Written request
Each line that holds the word "salinity" is to be identified and copied.

======== Provided material ========

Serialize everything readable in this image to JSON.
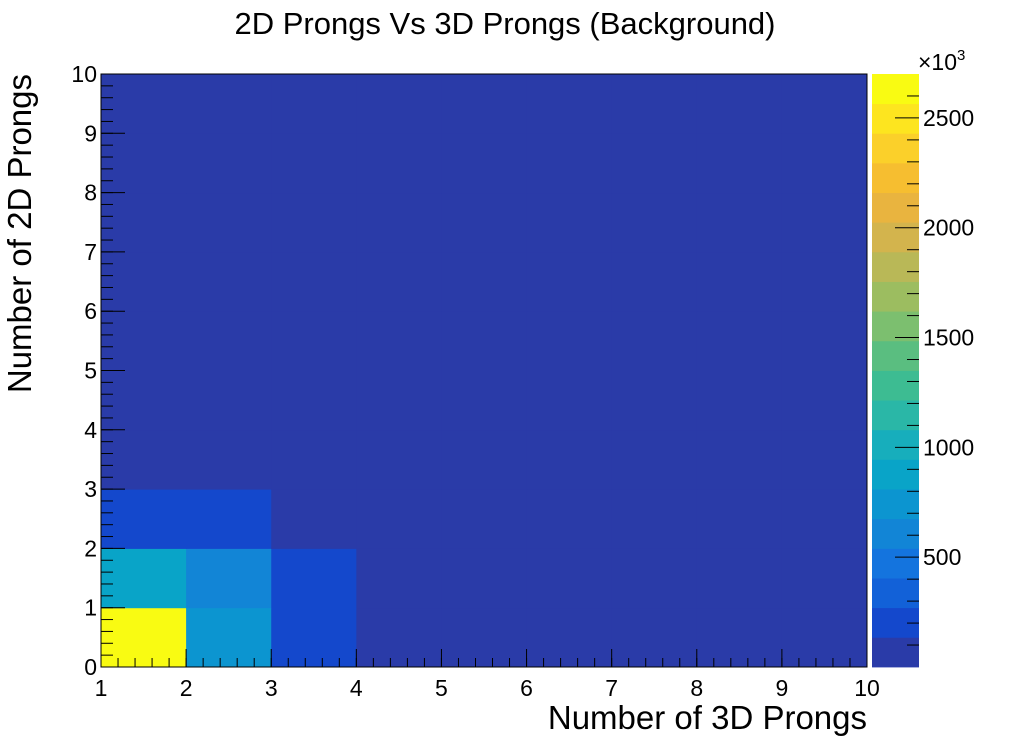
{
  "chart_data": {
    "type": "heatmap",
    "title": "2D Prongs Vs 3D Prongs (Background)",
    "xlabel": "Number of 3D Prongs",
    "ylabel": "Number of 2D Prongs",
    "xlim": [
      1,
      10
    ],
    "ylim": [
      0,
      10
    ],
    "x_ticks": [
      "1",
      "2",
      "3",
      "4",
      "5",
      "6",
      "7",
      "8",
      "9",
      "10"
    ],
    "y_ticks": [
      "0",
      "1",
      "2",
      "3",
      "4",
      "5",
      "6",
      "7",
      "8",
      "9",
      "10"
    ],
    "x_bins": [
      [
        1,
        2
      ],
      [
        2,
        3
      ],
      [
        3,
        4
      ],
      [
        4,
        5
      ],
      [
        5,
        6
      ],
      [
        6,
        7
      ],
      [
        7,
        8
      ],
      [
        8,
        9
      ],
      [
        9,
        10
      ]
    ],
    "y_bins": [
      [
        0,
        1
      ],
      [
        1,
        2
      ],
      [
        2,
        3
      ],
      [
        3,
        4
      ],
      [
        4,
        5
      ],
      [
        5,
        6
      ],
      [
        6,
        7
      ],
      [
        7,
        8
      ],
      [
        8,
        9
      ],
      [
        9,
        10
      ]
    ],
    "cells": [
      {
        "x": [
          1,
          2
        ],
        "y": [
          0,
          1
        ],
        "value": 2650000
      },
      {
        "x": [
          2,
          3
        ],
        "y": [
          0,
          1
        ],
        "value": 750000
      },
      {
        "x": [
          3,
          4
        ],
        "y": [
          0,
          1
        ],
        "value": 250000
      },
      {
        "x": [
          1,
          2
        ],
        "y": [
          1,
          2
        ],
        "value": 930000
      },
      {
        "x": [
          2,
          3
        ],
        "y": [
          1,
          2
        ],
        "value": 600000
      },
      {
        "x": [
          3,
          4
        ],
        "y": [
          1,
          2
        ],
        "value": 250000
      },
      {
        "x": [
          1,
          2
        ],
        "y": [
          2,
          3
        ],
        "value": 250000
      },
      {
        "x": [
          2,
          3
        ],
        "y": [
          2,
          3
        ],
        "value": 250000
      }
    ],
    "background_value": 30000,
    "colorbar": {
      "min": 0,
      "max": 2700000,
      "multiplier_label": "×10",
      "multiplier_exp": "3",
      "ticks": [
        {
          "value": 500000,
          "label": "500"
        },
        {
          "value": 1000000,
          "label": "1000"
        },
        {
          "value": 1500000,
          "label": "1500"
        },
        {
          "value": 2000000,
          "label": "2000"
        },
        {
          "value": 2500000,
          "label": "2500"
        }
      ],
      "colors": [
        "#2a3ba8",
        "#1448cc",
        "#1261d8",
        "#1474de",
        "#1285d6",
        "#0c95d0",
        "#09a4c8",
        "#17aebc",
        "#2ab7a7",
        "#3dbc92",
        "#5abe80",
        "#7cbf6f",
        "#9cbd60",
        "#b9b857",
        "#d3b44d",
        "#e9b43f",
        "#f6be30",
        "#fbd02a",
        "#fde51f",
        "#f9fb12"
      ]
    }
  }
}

========
======== Provided material ========

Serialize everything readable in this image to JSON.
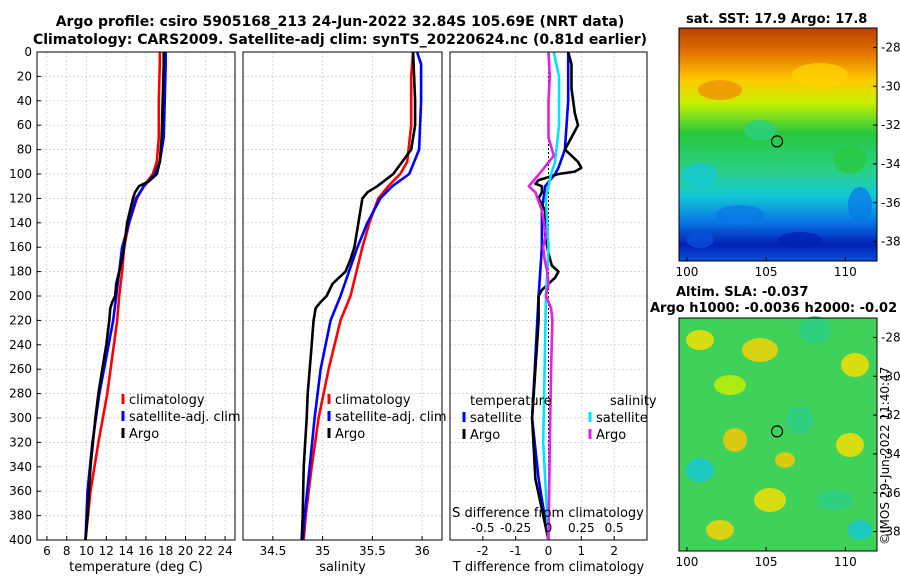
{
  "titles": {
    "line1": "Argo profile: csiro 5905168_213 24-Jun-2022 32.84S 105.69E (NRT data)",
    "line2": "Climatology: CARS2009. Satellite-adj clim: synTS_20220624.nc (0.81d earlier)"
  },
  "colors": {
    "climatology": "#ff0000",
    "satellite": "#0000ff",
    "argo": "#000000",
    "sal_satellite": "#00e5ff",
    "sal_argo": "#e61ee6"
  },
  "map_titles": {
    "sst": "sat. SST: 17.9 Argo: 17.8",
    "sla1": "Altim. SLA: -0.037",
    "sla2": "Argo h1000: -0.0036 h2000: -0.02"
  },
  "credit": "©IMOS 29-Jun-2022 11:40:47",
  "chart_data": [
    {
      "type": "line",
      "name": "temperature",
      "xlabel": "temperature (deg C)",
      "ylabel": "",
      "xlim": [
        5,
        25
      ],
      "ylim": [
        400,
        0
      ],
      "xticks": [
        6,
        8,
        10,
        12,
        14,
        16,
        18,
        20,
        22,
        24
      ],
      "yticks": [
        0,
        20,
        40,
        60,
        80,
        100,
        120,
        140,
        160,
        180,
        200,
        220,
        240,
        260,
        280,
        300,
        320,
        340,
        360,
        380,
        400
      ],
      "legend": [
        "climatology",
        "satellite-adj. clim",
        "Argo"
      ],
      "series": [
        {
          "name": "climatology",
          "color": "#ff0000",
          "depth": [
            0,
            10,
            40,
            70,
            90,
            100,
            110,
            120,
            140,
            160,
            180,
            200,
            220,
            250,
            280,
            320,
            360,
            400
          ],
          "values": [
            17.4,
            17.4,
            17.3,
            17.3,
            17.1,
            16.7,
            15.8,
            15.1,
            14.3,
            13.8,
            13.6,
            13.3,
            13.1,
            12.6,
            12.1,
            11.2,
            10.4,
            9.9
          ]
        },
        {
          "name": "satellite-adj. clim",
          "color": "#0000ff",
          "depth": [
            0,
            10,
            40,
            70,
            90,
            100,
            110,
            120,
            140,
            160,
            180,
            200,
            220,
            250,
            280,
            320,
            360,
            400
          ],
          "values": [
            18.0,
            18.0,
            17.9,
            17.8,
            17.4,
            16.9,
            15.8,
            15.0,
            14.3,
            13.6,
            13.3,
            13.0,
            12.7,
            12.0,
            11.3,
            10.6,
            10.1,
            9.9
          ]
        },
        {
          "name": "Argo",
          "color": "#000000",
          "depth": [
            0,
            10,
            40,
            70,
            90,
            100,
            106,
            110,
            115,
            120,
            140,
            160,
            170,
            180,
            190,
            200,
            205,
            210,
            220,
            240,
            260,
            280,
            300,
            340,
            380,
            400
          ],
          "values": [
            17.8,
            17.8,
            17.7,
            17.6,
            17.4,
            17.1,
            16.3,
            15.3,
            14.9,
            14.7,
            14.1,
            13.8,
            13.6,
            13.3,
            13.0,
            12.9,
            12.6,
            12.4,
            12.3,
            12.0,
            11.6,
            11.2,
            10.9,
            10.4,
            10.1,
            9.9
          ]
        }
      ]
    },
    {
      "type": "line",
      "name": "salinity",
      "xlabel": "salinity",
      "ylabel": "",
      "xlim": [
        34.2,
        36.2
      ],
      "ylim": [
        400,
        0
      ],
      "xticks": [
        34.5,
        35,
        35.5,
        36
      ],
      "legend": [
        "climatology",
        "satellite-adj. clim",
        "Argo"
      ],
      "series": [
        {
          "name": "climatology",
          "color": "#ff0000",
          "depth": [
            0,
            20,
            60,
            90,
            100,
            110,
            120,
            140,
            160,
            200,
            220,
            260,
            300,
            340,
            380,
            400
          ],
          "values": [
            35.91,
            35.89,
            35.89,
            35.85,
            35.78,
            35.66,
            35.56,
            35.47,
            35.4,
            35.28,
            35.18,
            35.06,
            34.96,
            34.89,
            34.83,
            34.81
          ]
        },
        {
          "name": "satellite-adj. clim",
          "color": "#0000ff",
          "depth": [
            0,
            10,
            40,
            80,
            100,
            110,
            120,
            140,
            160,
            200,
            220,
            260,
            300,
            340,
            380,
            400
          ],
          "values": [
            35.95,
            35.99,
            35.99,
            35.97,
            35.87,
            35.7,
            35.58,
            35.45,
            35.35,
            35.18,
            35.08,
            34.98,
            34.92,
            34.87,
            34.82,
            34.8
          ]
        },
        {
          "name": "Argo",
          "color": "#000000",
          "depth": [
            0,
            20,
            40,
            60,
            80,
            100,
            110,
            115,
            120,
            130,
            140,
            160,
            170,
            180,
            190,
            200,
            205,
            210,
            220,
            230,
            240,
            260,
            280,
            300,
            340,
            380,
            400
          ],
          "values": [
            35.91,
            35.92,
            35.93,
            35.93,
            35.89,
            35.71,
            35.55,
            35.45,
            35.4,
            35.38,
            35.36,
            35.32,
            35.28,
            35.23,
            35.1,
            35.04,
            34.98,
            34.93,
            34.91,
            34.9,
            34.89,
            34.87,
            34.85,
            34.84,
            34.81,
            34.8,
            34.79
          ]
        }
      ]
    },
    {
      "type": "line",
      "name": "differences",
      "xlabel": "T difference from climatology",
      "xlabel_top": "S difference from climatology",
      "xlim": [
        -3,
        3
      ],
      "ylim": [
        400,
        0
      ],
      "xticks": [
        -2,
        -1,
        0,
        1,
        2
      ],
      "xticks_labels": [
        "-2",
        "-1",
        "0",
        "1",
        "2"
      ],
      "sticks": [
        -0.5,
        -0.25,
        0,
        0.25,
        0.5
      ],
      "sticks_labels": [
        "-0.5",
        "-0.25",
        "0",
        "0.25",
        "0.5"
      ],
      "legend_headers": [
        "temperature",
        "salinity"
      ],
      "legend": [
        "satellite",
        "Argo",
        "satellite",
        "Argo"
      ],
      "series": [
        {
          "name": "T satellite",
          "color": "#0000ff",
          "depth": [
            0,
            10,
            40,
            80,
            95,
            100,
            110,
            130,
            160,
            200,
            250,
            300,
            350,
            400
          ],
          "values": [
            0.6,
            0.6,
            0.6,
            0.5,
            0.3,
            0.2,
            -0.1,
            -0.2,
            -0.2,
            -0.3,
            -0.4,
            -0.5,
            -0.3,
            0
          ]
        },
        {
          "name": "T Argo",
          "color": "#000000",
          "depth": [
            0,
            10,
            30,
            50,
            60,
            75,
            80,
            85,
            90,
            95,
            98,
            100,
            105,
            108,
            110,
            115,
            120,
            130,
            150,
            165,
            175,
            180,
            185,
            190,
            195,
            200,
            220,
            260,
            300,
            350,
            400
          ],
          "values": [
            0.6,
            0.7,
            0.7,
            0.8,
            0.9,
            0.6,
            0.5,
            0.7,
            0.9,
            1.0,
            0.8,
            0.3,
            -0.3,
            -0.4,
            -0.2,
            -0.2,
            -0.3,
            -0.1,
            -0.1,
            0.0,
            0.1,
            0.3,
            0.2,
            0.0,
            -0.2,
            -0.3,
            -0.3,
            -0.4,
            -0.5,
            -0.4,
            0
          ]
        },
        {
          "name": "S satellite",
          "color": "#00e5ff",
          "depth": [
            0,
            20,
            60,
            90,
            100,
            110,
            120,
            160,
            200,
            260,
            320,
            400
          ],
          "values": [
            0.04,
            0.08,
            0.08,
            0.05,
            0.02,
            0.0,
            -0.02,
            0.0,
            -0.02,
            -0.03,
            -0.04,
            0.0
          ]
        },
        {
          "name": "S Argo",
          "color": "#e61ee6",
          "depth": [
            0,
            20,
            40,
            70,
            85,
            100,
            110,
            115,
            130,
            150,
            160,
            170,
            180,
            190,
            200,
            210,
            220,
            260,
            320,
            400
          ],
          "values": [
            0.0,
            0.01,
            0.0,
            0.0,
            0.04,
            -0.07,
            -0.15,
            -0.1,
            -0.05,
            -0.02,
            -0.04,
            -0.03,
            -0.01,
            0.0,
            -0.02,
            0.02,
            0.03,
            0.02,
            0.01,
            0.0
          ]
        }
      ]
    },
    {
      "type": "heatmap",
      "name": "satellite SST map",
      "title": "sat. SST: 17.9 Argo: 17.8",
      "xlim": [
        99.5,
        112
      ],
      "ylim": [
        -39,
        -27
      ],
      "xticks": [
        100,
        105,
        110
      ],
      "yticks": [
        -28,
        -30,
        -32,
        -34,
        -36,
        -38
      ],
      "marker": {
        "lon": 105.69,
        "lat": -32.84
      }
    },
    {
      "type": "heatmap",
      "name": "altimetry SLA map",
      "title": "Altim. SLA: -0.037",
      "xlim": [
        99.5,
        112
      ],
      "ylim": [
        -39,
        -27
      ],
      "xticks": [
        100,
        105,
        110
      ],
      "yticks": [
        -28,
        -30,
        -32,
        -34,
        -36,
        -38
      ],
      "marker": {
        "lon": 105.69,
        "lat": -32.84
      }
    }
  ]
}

========

The output
      "name": "salinity",
      "xlabel": "salinity",
        "salinity"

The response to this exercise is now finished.